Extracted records
================

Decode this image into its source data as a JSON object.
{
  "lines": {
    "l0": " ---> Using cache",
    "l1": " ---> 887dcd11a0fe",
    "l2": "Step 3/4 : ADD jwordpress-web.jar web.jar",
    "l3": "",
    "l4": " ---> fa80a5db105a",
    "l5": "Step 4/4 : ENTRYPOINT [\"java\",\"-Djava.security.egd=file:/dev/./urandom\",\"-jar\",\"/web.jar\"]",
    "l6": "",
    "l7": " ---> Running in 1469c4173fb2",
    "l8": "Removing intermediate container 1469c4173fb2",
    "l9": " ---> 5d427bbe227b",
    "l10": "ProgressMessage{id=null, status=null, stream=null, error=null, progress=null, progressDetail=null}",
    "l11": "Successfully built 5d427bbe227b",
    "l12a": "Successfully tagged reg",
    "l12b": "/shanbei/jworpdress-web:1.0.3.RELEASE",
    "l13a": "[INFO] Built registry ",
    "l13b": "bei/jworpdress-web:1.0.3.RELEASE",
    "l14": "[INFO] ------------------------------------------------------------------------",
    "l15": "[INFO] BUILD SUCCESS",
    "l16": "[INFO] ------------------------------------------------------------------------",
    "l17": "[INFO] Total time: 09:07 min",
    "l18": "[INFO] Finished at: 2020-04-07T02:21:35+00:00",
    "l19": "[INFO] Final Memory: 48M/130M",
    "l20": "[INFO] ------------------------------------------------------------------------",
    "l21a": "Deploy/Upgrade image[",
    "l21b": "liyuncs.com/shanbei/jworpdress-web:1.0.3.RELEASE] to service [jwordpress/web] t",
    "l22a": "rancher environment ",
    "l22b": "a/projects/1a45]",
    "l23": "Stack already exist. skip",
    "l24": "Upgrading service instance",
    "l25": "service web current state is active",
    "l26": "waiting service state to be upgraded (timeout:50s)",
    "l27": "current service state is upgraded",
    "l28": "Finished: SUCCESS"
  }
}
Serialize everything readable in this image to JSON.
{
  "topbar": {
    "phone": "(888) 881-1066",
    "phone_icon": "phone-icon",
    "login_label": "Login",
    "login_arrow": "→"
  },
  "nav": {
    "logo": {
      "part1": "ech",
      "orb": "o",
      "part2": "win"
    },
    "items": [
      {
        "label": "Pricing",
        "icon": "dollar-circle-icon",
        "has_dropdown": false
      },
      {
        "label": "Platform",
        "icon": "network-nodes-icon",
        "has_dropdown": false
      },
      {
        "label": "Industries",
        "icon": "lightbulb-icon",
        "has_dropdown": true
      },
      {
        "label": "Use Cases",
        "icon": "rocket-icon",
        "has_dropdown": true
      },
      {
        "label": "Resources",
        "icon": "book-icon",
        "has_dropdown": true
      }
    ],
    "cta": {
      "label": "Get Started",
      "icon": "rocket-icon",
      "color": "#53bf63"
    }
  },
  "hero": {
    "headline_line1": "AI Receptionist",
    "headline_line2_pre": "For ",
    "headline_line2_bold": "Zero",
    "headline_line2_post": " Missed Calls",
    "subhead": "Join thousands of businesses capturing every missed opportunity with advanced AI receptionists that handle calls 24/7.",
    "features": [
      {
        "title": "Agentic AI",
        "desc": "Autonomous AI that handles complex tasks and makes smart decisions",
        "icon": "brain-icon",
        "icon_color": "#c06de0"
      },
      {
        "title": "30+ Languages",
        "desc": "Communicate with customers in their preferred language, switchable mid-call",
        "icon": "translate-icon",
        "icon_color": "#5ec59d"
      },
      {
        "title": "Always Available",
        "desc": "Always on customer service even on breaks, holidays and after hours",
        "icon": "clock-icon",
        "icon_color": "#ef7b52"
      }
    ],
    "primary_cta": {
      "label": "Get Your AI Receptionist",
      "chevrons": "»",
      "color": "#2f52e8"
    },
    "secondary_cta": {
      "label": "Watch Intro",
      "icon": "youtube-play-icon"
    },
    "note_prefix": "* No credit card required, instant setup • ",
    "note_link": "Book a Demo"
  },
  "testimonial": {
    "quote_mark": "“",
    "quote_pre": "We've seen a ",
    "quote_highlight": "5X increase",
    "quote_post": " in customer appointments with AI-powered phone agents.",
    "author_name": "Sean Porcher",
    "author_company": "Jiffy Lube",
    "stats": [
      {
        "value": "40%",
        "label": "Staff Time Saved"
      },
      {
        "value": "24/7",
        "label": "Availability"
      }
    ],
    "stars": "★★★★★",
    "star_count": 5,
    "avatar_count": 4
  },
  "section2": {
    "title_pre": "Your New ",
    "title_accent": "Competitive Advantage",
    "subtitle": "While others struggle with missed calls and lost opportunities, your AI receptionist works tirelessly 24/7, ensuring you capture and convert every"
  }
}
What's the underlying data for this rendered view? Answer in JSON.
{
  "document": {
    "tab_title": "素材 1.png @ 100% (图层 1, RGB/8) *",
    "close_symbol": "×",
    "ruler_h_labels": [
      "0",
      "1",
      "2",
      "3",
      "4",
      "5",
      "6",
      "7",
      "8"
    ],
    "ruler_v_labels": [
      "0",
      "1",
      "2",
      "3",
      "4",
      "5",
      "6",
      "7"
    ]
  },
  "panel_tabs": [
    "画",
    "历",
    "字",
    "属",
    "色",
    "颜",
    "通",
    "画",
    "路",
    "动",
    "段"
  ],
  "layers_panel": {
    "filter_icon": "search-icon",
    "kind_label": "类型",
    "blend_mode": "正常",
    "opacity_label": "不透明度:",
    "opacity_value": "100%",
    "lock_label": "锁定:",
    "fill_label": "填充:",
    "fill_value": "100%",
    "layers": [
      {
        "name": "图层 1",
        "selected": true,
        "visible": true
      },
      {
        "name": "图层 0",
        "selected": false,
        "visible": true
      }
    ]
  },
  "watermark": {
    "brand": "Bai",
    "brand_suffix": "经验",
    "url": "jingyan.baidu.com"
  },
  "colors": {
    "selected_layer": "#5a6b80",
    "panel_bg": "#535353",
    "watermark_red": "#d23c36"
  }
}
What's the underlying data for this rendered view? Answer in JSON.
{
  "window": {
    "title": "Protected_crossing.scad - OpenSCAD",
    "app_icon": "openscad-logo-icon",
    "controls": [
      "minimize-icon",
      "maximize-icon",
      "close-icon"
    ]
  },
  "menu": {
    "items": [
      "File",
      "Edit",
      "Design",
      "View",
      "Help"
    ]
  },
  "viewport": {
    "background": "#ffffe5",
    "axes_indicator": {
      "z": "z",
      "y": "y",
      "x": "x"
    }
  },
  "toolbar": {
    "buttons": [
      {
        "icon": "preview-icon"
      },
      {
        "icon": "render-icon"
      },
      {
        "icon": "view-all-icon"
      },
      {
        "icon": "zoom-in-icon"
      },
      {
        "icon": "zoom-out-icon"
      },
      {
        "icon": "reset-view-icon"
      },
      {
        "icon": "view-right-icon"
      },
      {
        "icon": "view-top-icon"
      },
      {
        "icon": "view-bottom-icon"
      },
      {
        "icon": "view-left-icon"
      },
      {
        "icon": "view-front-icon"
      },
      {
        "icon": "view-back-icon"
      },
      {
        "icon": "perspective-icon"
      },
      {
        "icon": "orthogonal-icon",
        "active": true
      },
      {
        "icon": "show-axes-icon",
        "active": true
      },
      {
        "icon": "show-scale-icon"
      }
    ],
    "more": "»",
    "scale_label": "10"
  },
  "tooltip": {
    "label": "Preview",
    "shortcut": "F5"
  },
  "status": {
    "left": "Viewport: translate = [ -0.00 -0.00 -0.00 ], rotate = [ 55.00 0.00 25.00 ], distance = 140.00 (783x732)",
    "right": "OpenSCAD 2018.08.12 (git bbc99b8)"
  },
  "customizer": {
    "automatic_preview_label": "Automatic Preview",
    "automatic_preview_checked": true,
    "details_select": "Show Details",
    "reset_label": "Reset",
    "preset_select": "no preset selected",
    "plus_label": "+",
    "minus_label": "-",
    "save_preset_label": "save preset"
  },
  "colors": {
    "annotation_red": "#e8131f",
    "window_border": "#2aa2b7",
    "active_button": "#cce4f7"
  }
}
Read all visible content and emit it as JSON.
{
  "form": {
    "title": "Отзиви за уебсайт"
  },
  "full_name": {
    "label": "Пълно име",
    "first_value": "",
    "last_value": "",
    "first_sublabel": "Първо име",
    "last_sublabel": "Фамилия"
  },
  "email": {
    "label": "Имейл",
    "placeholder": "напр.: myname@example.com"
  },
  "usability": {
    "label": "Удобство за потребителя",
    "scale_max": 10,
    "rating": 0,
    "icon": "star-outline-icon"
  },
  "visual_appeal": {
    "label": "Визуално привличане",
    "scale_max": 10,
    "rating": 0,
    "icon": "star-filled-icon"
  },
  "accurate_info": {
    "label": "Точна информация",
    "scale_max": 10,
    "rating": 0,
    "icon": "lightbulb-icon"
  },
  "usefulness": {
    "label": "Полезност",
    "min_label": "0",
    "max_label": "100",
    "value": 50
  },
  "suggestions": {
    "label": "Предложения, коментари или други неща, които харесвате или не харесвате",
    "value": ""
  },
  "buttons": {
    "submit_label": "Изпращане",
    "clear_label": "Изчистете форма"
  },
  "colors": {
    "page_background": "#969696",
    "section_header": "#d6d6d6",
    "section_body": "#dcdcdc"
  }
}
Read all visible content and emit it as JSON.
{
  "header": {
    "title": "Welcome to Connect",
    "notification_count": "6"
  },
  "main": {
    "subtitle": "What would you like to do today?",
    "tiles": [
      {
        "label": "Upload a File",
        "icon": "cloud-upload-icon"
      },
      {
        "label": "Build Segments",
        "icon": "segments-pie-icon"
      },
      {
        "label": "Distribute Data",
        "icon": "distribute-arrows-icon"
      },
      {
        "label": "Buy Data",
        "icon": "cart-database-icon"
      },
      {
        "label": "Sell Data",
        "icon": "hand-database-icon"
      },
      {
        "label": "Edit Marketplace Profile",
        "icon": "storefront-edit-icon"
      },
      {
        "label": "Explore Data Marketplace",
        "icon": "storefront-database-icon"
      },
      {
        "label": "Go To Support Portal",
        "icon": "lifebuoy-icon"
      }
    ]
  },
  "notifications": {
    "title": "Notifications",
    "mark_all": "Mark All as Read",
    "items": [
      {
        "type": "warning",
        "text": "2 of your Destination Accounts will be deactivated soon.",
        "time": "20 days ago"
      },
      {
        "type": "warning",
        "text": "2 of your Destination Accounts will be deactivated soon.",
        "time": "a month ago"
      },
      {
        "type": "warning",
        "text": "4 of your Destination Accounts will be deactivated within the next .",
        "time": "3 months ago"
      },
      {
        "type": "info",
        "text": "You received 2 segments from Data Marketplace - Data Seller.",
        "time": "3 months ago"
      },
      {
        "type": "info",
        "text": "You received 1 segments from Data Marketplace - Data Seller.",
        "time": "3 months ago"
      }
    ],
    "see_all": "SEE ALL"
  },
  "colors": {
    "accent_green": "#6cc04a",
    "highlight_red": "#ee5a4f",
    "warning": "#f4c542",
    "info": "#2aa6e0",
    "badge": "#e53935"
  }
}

================

◆ **SET TASK**
Gather all lines where the word "current" appears.

◆ **RESULT FOR THIS EXERCISE**
    "l25": "service web current state is active",
    "l27": "current service state is upgraded",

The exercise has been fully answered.